[Data listing start]

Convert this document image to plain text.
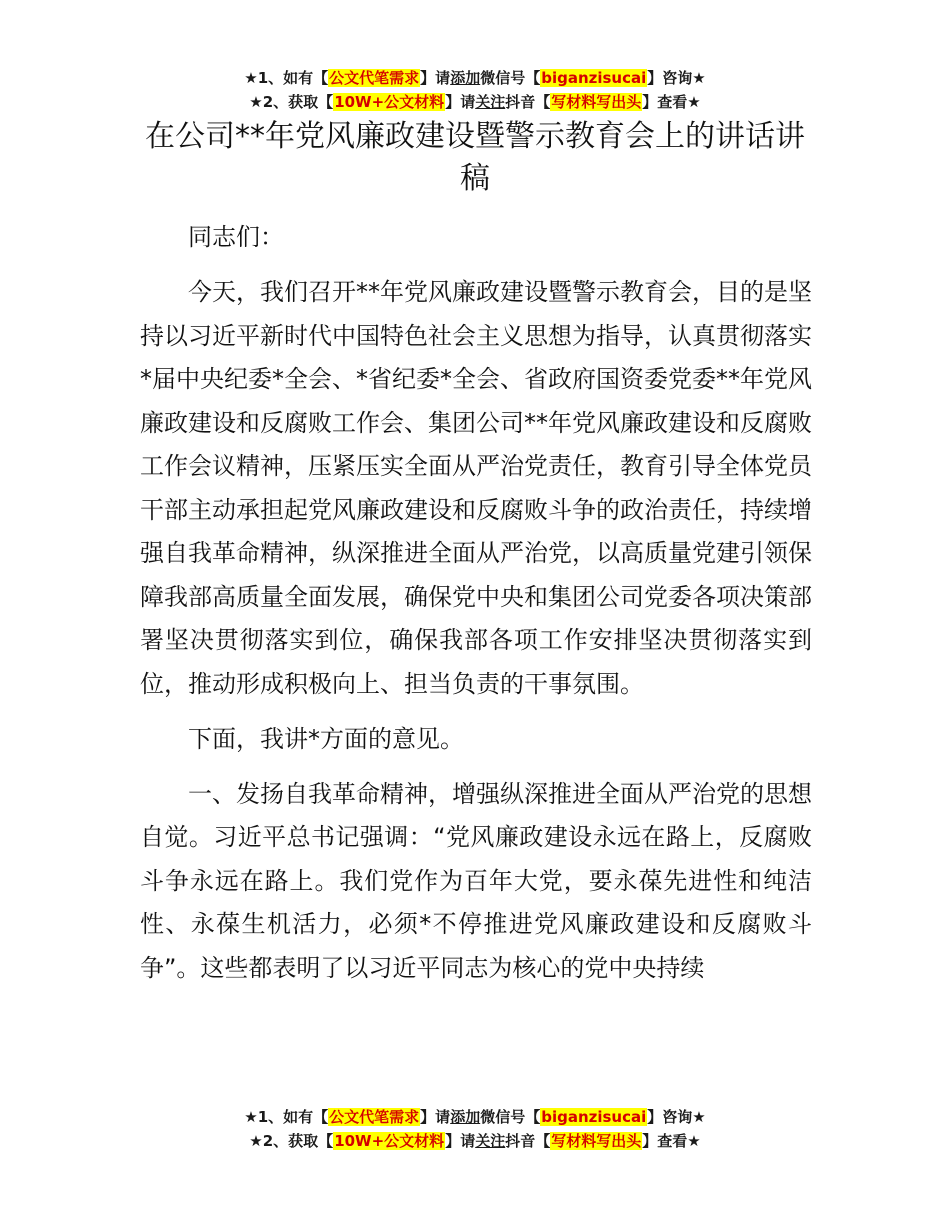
★1、如有【公文代笔需求】请添加微信号【biganzisucai】咨询★
★2、获取【10W+公文材料】请关注抖音【写材料写出头】查看★
在公司**年党风廉政建设暨警示教育会上的讲话讲稿

同志们：

今天，我们召开**年党风廉政建设暨警示教育会，目的是坚持以习近平新时代中国特色社会主义思想为指导，认真贯彻落实*届中央纪委*全会、*省纪委*全会、省政府国资委党委**年党风廉政建设和反腐败工作会、集团公司**年党风廉政建设和反腐败工作会议精神，压紧压实全面从严治党责任，教育引导全体党员干部主动承担起党风廉政建设和反腐败斗争的政治责任，持续增强自我革命精神，纵深推进全面从严治党，以高质量党建引领保障我部高质量全面发展，确保党中央和集团公司党委各项决策部署坚决贯彻落实到位，确保我部各项工作安排坚决贯彻落实到位，推动形成积极向上、担当负责的干事氛围。

下面，我讲*方面的意见。

一、发扬自我革命精神，增强纵深推进全面从严治党的思想自觉。习近平总书记强调：“党风廉政建设永远在路上，反腐败斗争永远在路上。我们党作为百年大党，要永葆先进性和纯洁性、永葆生机活力，必须*不停推进党风廉政建设和反腐败斗争”。这些都表明了以习近平同志为核心的党中央持续

★1、如有【公文代笔需求】请添加微信号【biganzisucai】咨询★
★2、获取【10W+公文材料】请关注抖音【写材料写出头】查看★
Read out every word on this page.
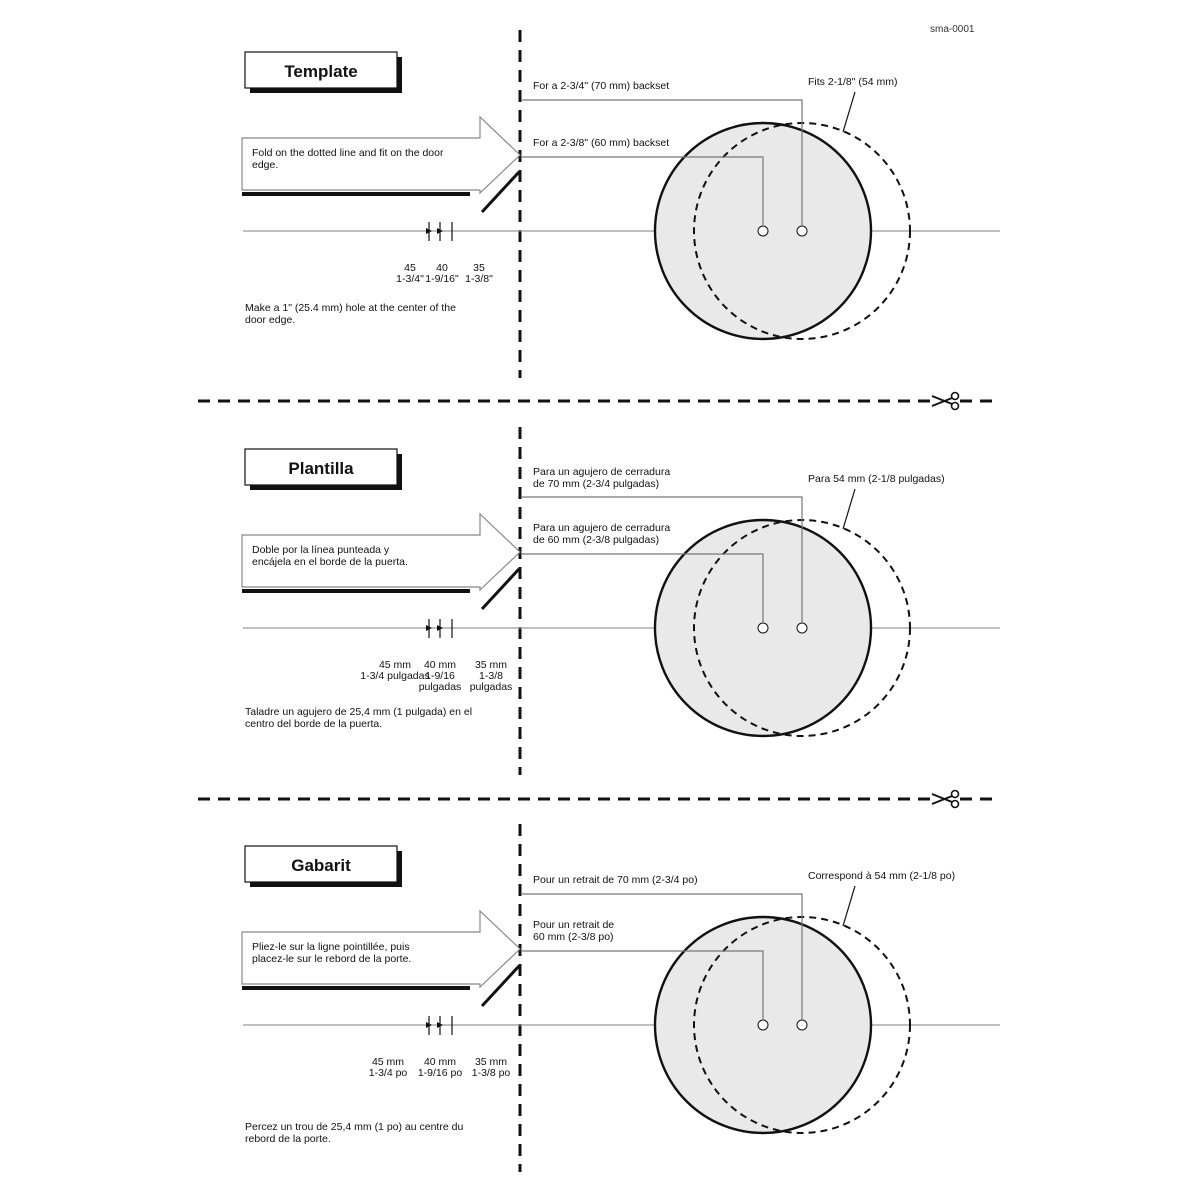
sma-0001
Template
Fold on the dotted line and fit on the door edge.
For a 2-3/4" (70 mm) backset
For a 2-3/8" (60 mm) backset
Fits 2-1/8" (54 mm)
45 1-3/4"
40 1-9/16"
35 1-3/8"
Make a 1" (25.4 mm) hole at the center of the door edge.
Plantilla
Doble por la línea punteada y encájela en el borde de la puerta.
Para un agujero de cerradura de 70 mm (2-3/4 pulgadas)
Para un agujero de cerradura de 60 mm (2-3/8 pulgadas)
Para 54 mm (2-1/8 pulgadas)
45 mm 1-3/4 pulgadas
40 mm 1-9/16 pulgadas
35 mm 1-3/8 pulgadas
Taladre un agujero de 25,4 mm (1 pulgada) en el centro del borde de la puerta.
Gabarit
Pliez-le sur la ligne pointillée, puis placez-le sur le rebord de la porte.
Pour un retrait de 70 mm (2-3/4 po)
Pour un retrait de 60 mm (2-3/8 po)
Correspond à 54 mm (2-1/8 po)
45 mm 1-3/4 po
40 mm 1-9/16 po
35 mm 1-3/8 po
Percez un trou de 25,4 mm (1 po) au centre du rebord de la porte.
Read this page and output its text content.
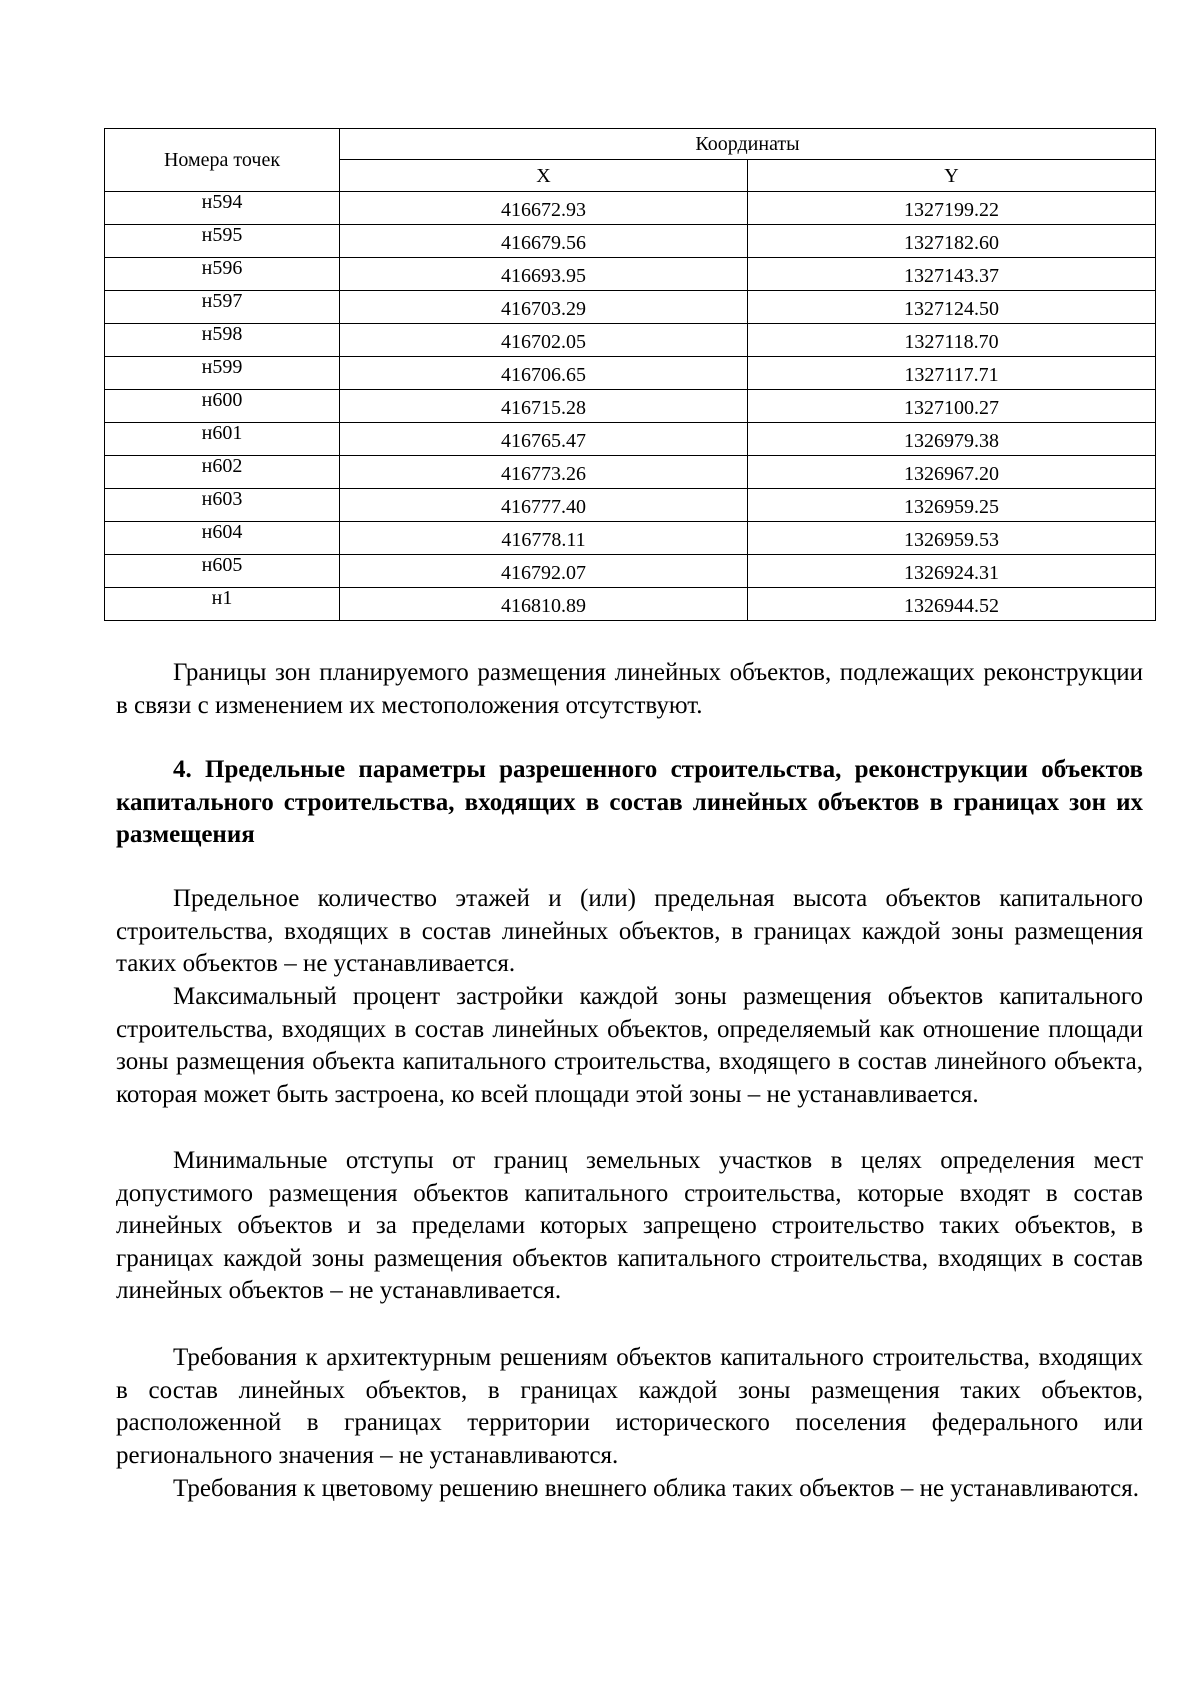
Номера точек	Координаты	
	X	Y
н594	416672.93	1327199.22
н595	416679.56	1327182.60
н596	416693.95	1327143.37
н597	416703.29	1327124.50
н598	416702.05	1327118.70
н599	416706.65	1327117.71
н600	416715.28	1327100.27
н601	416765.47	1326979.38
н602	416773.26	1326967.20
н603	416777.40	1326959.25
н604	416778.11	1326959.53
н605	416792.07	1326924.31
н1	416810.89	1326944.52

Границы зон планируемого размещения линейных объектов, подлежащих реконструкции в связи с изменением их местоположения отсутствуют.

4. Предельные параметры разрешенного строительства, реконструкции объектов капитального строительства, входящих в состав линейных объектов в границах зон их размещения

Предельное количество этажей и (или) предельная высота объектов капитального строительства, входящих в состав линейных объектов, в границах каждой зоны размещения таких объектов – не устанавливается.

Максимальный процент застройки каждой зоны размещения объектов капитального строительства, входящих в состав линейных объектов, определяемый как отношение площади зоны размещения объекта капитального строительства, входящего в состав линейного объекта, которая может быть застроена, ко всей площади этой зоны – не устанавливается.

Минимальные отступы от границ земельных участков в целях определения мест допустимого размещения объектов капитального строительства, которые входят в состав линейных объектов и за пределами которых запрещено строительство таких объектов, в границах каждой зоны размещения объектов капитального строительства, входящих в состав линейных объектов – не устанавливается.

Требования к архитектурным решениям объектов капитального строительства, входящих в состав линейных объектов, в границах каждой зоны размещения таких объектов, расположенной в границах территории исторического поселения федерального или регионального значения – не устанавливаются.

Требования к цветовому решению внешнего облика таких объектов – не устанавливаются.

[Data listing end]

Could you reproduce every record above exactly, leaving out the pictures?

Convert this document image to plain text.
★1、如有【公文代笔需求】请添加微信号【biganzisucai】咨询★
★2、获取【10W+公文材料】请关注抖音【写材料写出头】查看★
在公司**年党风廉政建设暨警示教育会上的讲话讲稿

同志们：

今天，我们召开**年党风廉政建设暨警示教育会，目的是坚持以习近平新时代中国特色社会主义思想为指导，认真贯彻落实*届中央纪委*全会、*省纪委*全会、省政府国资委党委**年党风廉政建设和反腐败工作会、集团公司**年党风廉政建设和反腐败工作会议精神，压紧压实全面从严治党责任，教育引导全体党员干部主动承担起党风廉政建设和反腐败斗争的政治责任，持续增强自我革命精神，纵深推进全面从严治党，以高质量党建引领保障我部高质量全面发展，确保党中央和集团公司党委各项决策部署坚决贯彻落实到位，确保我部各项工作安排坚决贯彻落实到位，推动形成积极向上、担当负责的干事氛围。

下面，我讲*方面的意见。

一、发扬自我革命精神，增强纵深推进全面从严治党的思想自觉。习近平总书记强调：“党风廉政建设永远在路上，反腐败斗争永远在路上。我们党作为百年大党，要永葆先进性和纯洁性、永葆生机活力，必须*不停推进党风廉政建设和反腐败斗争”。这些都表明了以习近平同志为核心的党中央持续

★1、如有【公文代笔需求】请添加微信号【biganzisucai】咨询★
★2、获取【10W+公文材料】请关注抖音【写材料写出头】查看★
Read out every word on this page.
sma-0001
Template
Fold on the dotted line and fit on the door edge.
For a 2-3/4" (70 mm) backset
For a 2-3/8" (60 mm) backset
Fits 2-1/8" (54 mm)
45 1-3/4"
40 1-9/16"
35 1-3/8"
Make a 1" (25.4 mm) hole at the center of the door edge.
Plantilla
Doble por la línea punteada y encájela en el borde de la puerta.
Para un agujero de cerradura de 70 mm (2-3/4 pulgadas)
Para un agujero de cerradura de 60 mm (2-3/8 pulgadas)
Para 54 mm (2-1/8 pulgadas)
45 mm 1-3/4 pulgadas
40 mm 1-9/16 pulgadas
35 mm 1-3/8 pulgadas
Taladre un agujero de 25,4 mm (1 pulgada) en el centro del borde de la puerta.
Gabarit
Pliez-le sur la ligne pointillée, puis placez-le sur le rebord de la porte.
Pour un retrait de 70 mm (2-3/4 po)
Pour un retrait de 60 mm (2-3/8 po)
Correspond à 54 mm (2-1/8 po)
45 mm 1-3/4 po
40 mm 1-9/16 po
35 mm 1-3/8 po
Percez un trou de 25,4 mm (1 po) au centre du rebord de la porte.
Read this page and output its text content.
Номера точек	Координаты	
	X	Y
н594	416672.93	1327199.22
н595	416679.56	1327182.60
н596	416693.95	1327143.37
н597	416703.29	1327124.50
н598	416702.05	1327118.70
н599	416706.65	1327117.71
н600	416715.28	1327100.27
н601	416765.47	1326979.38
н602	416773.26	1326967.20
н603	416777.40	1326959.25
н604	416778.11	1326959.53
н605	416792.07	1326924.31
н1	416810.89	1326944.52

Границы зон планируемого размещения линейных объектов, подлежащих реконструкции в связи с изменением их местоположения отсутствуют.

4. Предельные параметры разрешенного строительства, реконструкции объектов капитального строительства, входящих в состав линейных объектов в границах зон их размещения

Предельное количество этажей и (или) предельная высота объектов капитального строительства, входящих в состав линейных объектов, в границах каждой зоны размещения таких объектов – не устанавливается.

Максимальный процент застройки каждой зоны размещения объектов капитального строительства, входящих в состав линейных объектов, определяемый как отношение площади зоны размещения объекта капитального строительства, входящего в состав линейного объекта, которая может быть застроена, ко всей площади этой зоны – не устанавливается.

Минимальные отступы от границ земельных участков в целях определения мест допустимого размещения объектов капитального строительства, которые входят в состав линейных объектов и за пределами которых запрещено строительство таких объектов, в границах каждой зоны размещения объектов капитального строительства, входящих в состав линейных объектов – не устанавливается.

Требования к архитектурным решениям объектов капитального строительства, входящих в состав линейных объектов, в границах каждой зоны размещения таких объектов, расположенной в границах территории исторического поселения федерального или регионального значения – не устанавливаются.

Требования к цветовому решению внешнего облика таких объектов – не устанавливаются.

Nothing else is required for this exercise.